**Prompt:** From the listing below, extract the lines starting at the one containing "Text: Civil Eng.: Civil" and ending at the one containing "Bar (105, 39, 122, 94)", both included, and copy them without any change.

— START Supplied data —

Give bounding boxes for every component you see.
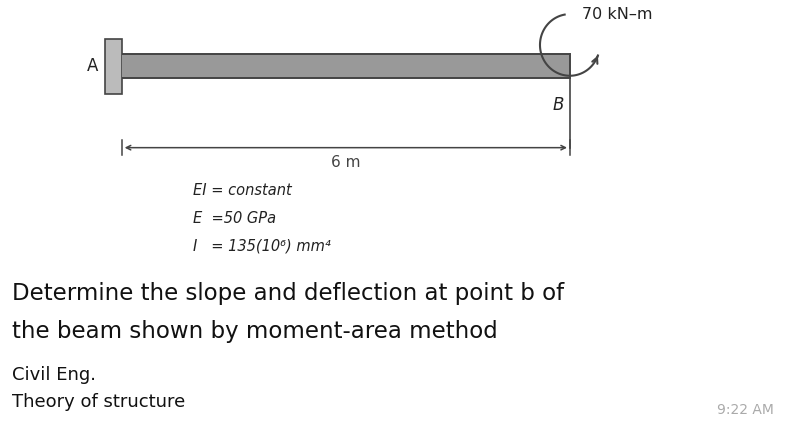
Text: Civil Eng.: Civil Eng. (12, 366, 96, 383)
Text: Theory of structure: Theory of structure (12, 393, 185, 411)
Text: I   = 135(10⁶) mm⁴: I = 135(10⁶) mm⁴ (193, 238, 330, 254)
Text: Determine the slope and deflection at point b of: Determine the slope and deflection at po… (12, 282, 564, 305)
Text: the beam shown by moment-area method: the beam shown by moment-area method (12, 320, 498, 343)
Text: B: B (553, 96, 564, 114)
Bar (105, 39, 122, 94)
Text: EI = constant: EI = constant (193, 183, 292, 198)
Text: 6 m: 6 m (331, 155, 361, 170)
Text: A: A (87, 57, 98, 75)
Text: 9:22 AM: 9:22 AM (718, 403, 774, 417)
Bar (122, 54, 570, 78)
Text: 70 kN–m: 70 kN–m (582, 7, 652, 23)
Text: E  =50 GPa: E =50 GPa (193, 211, 276, 226)
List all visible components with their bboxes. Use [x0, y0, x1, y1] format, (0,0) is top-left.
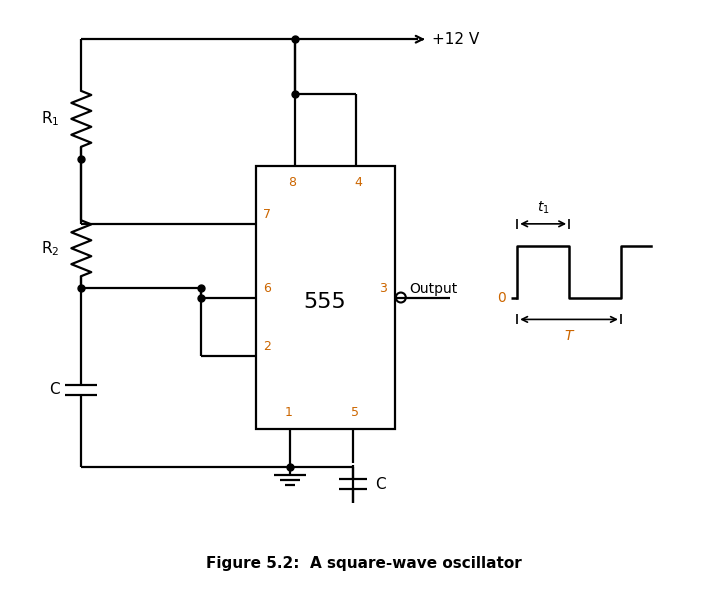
Text: 2: 2: [264, 340, 272, 353]
Text: T: T: [565, 329, 573, 343]
Text: R$_2$: R$_2$: [41, 239, 60, 258]
Text: 1: 1: [285, 406, 292, 420]
Text: 4: 4: [354, 176, 362, 188]
Text: C: C: [49, 382, 60, 397]
Text: Figure 5.2:  A square-wave oscillator: Figure 5.2: A square-wave oscillator: [206, 556, 522, 571]
Text: 555: 555: [304, 293, 347, 312]
Text: +12 V: +12 V: [432, 32, 479, 47]
Text: 3: 3: [379, 282, 387, 294]
Text: R$_1$: R$_1$: [41, 110, 60, 128]
Bar: [256, 166, 395, 429]
Text: 0: 0: [497, 291, 506, 305]
Text: $t_1$: $t_1$: [537, 199, 550, 216]
Text: 7: 7: [264, 208, 272, 221]
Text: C: C: [375, 477, 386, 492]
Text: 6: 6: [264, 282, 272, 294]
Text: Output: Output: [409, 282, 457, 296]
Text: 8: 8: [288, 176, 296, 188]
Text: 5: 5: [351, 406, 359, 420]
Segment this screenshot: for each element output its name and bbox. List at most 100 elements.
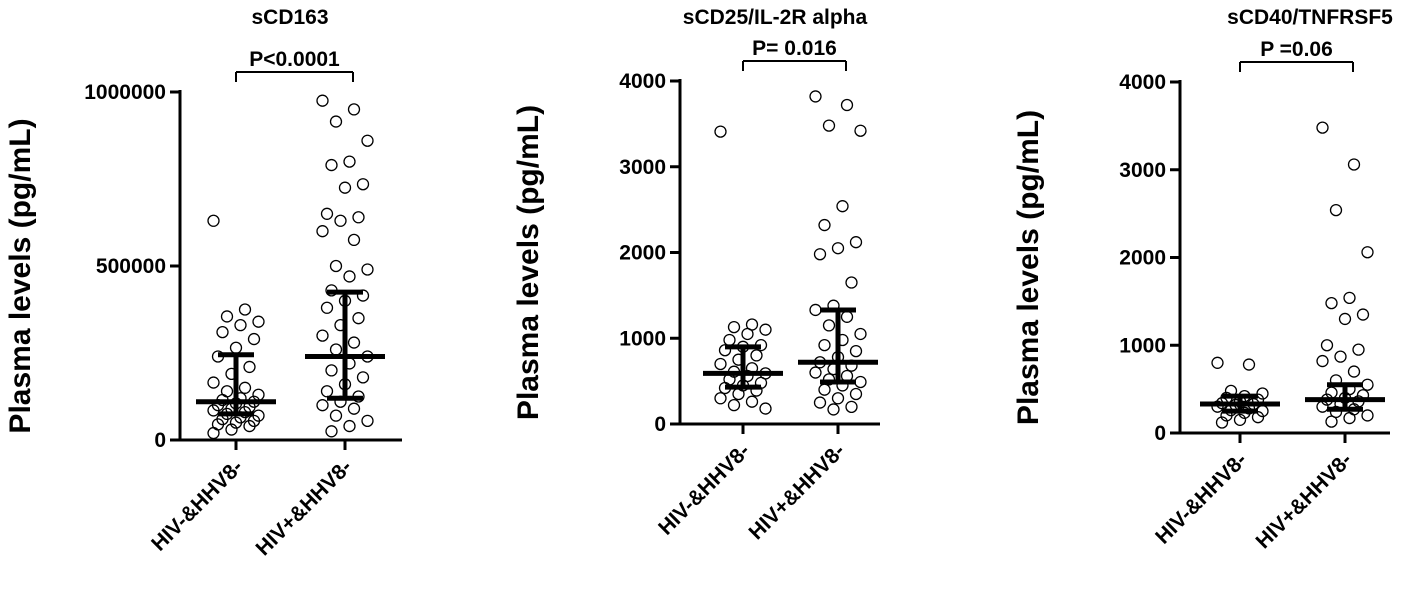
data-point bbox=[220, 310, 234, 323]
data-point bbox=[343, 155, 356, 168]
data-point bbox=[1338, 312, 1352, 326]
y-axis-label: Plasma levels (pg/mL) bbox=[1012, 110, 1045, 425]
data-point bbox=[207, 376, 220, 389]
x-tick-label: HIV-&HHV8- bbox=[1151, 448, 1251, 548]
data-point bbox=[1320, 339, 1334, 352]
y-tick-label: 1000 bbox=[619, 327, 666, 350]
data-point bbox=[352, 211, 365, 224]
data-point bbox=[338, 181, 352, 194]
data-point bbox=[238, 303, 252, 316]
data-point bbox=[831, 242, 845, 255]
data-point bbox=[1215, 416, 1229, 429]
data-point bbox=[818, 383, 831, 396]
data-point bbox=[1361, 378, 1374, 391]
data-point bbox=[723, 333, 736, 347]
chart-title: sCD40/TNFRSF5 bbox=[1227, 6, 1393, 29]
data-point bbox=[750, 349, 763, 362]
data-point bbox=[329, 115, 343, 128]
data-point bbox=[714, 357, 727, 371]
data-point bbox=[334, 214, 347, 227]
data-point bbox=[813, 248, 827, 261]
data-point bbox=[818, 338, 831, 352]
data-point bbox=[827, 403, 840, 416]
chart-title: sCD25/IL-2R alpha bbox=[683, 6, 868, 29]
data-point bbox=[1343, 411, 1356, 425]
data-point bbox=[316, 94, 329, 107]
data-point bbox=[1334, 350, 1347, 363]
y-tick-label: 1000000 bbox=[84, 81, 166, 104]
data-point bbox=[361, 134, 374, 147]
y-tick-label: 4000 bbox=[619, 70, 666, 93]
data-point bbox=[243, 419, 256, 433]
data-point bbox=[343, 419, 356, 433]
data-point bbox=[741, 327, 754, 341]
data-point bbox=[207, 214, 220, 227]
data-point bbox=[1347, 158, 1361, 171]
data-point bbox=[813, 396, 827, 409]
data-point bbox=[1343, 291, 1356, 305]
data-point bbox=[854, 327, 867, 341]
y-tick-label: 3000 bbox=[619, 156, 666, 179]
y-tick-label: 3000 bbox=[1119, 159, 1166, 182]
data-point bbox=[1316, 121, 1329, 134]
data-point bbox=[822, 319, 836, 332]
y-axis-label: Plasma levels (pg/mL) bbox=[512, 105, 545, 420]
data-point bbox=[329, 409, 343, 422]
data-point bbox=[329, 259, 343, 273]
data-point bbox=[347, 103, 361, 116]
data-point bbox=[207, 426, 220, 440]
data-point bbox=[229, 341, 243, 354]
data-point bbox=[849, 236, 863, 249]
data-point bbox=[727, 320, 741, 334]
data-point bbox=[252, 315, 265, 328]
data-point bbox=[714, 392, 727, 405]
data-point bbox=[316, 329, 329, 342]
data-point bbox=[361, 414, 374, 428]
y-tick-label: 4000 bbox=[1119, 71, 1166, 94]
y-axis-label: Plasma levels (pg/mL) bbox=[4, 118, 37, 433]
data-point bbox=[325, 425, 338, 438]
data-point bbox=[316, 399, 329, 412]
data-point bbox=[849, 344, 863, 358]
y-tick-label: 2000 bbox=[1119, 247, 1166, 270]
data-point bbox=[1316, 354, 1329, 368]
data-point bbox=[343, 270, 356, 283]
data-point bbox=[849, 387, 863, 401]
data-point bbox=[1211, 356, 1224, 369]
x-tick-label: HIV+&HHV8- bbox=[745, 439, 850, 544]
data-point bbox=[356, 178, 370, 191]
y-tick-label: 500000 bbox=[96, 255, 166, 278]
data-point bbox=[1352, 343, 1365, 356]
data-point bbox=[243, 360, 256, 374]
data-point bbox=[320, 385, 334, 398]
data-point bbox=[361, 263, 374, 276]
data-point bbox=[840, 310, 854, 323]
data-point bbox=[1256, 387, 1269, 400]
data-point bbox=[1242, 358, 1256, 371]
data-point bbox=[809, 366, 822, 379]
data-point bbox=[759, 323, 772, 336]
data-point bbox=[1325, 296, 1338, 310]
data-point bbox=[320, 301, 334, 314]
data-point bbox=[831, 392, 845, 405]
data-point bbox=[845, 276, 858, 289]
data-point bbox=[745, 395, 759, 408]
data-point bbox=[329, 343, 343, 356]
data-point bbox=[207, 404, 220, 417]
data-point bbox=[347, 233, 361, 247]
data-point bbox=[840, 98, 854, 112]
data-point bbox=[347, 336, 361, 349]
data-point bbox=[714, 125, 727, 138]
y-tick-label: 2000 bbox=[619, 242, 666, 265]
p-value-annotation: P<0.0001 bbox=[249, 48, 340, 71]
data-point bbox=[229, 416, 243, 429]
data-point bbox=[809, 90, 822, 103]
data-point bbox=[845, 400, 858, 414]
data-point bbox=[1361, 246, 1374, 259]
data-point bbox=[347, 402, 361, 415]
data-point bbox=[854, 124, 867, 137]
data-point bbox=[1356, 308, 1370, 321]
data-point bbox=[1233, 413, 1247, 426]
x-tick-label: HIV+&HHV8- bbox=[1252, 448, 1357, 553]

— END Supplied data —

**Reply:**
Text: Civil Eng.: Civil Eng. (12, 366, 96, 383)
Text: Theory of structure: Theory of structure (12, 393, 185, 411)
Text: I   = 135(10⁶) mm⁴: I = 135(10⁶) mm⁴ (193, 238, 330, 254)
Text: Determine the slope and deflection at point b of: Determine the slope and deflection at po… (12, 282, 564, 305)
Text: the beam shown by moment-area method: the beam shown by moment-area method (12, 320, 498, 343)
Text: B: B (553, 96, 564, 114)
Bar (105, 39, 122, 94)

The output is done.